◆ **Record extracts**
——————
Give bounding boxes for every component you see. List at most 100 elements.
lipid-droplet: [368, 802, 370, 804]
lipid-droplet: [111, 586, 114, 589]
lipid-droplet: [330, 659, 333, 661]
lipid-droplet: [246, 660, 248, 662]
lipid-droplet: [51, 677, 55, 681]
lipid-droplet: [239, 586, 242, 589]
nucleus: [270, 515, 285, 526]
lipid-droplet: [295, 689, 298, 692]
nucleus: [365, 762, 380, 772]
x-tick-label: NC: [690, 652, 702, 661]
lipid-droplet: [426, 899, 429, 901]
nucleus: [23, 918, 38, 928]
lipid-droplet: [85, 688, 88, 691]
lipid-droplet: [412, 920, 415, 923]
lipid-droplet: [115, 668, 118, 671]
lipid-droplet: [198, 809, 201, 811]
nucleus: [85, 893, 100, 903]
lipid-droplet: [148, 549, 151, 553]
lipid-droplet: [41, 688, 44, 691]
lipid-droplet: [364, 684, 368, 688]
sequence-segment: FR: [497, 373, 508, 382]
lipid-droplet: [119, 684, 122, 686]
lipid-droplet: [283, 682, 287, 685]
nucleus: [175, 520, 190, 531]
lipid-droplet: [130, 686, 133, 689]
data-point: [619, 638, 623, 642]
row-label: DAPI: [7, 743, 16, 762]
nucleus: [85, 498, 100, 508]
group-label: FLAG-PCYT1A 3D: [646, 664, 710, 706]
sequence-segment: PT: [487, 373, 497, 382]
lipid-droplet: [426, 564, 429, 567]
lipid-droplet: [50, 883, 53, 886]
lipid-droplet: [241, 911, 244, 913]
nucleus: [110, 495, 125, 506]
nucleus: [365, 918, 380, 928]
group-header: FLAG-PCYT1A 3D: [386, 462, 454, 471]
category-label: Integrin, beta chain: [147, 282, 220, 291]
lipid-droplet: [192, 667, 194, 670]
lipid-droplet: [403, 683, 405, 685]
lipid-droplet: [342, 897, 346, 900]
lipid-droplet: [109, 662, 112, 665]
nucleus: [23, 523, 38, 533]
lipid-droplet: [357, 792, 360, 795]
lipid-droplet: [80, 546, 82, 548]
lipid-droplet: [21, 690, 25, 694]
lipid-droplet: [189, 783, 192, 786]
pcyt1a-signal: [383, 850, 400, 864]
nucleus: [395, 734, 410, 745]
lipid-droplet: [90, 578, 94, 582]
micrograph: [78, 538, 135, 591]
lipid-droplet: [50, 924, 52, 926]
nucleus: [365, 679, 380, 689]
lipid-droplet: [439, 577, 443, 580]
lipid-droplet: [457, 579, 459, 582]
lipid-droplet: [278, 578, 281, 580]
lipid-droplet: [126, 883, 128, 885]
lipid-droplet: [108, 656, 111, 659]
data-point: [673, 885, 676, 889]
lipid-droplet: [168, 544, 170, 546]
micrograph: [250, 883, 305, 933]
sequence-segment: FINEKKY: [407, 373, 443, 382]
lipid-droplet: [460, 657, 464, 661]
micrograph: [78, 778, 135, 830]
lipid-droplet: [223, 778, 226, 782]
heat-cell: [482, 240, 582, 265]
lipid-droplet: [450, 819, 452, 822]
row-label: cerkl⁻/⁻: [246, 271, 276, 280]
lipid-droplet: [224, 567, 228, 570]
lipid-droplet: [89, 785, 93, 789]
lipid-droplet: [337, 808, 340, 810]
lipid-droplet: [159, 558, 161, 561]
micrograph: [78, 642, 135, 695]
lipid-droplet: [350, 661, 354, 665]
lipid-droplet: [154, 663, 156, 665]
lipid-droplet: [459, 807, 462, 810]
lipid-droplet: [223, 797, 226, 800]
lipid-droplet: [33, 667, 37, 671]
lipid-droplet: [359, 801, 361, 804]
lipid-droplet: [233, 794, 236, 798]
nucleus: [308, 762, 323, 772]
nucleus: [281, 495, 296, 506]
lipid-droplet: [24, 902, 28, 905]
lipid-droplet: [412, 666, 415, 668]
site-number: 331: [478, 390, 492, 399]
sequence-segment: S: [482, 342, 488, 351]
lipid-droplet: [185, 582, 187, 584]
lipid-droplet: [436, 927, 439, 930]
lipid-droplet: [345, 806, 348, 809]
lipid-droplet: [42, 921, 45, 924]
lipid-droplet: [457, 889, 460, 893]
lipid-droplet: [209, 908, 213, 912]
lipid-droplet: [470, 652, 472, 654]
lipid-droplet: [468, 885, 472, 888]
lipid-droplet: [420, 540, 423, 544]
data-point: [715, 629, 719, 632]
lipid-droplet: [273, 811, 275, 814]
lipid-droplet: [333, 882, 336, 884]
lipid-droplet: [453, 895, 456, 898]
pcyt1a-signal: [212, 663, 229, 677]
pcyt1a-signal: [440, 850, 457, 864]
——————
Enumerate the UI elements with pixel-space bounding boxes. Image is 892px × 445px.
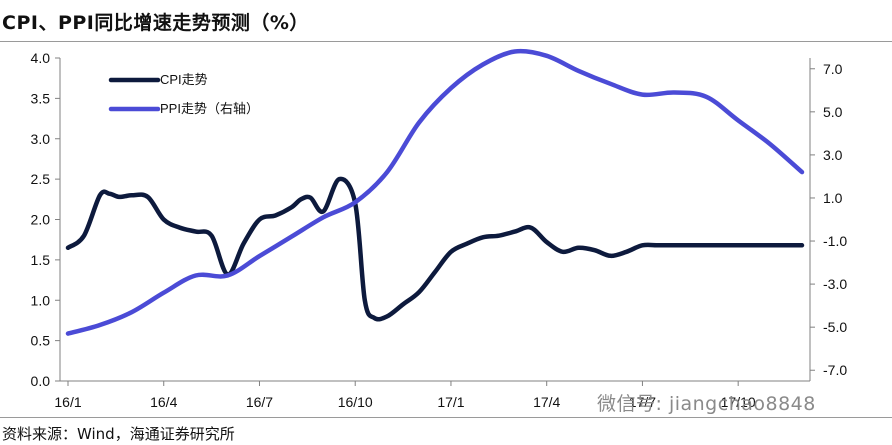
——————
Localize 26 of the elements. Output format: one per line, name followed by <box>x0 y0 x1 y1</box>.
——————
◆ **To be done**
Please gather every row above that contains the string "FLAG", matching case exactly.

◆ **Task response**
group-label: FLAG-PCYT1A 3D: [646, 664, 710, 706]
group-header: FLAG-PCYT1A 3D: [386, 462, 454, 471]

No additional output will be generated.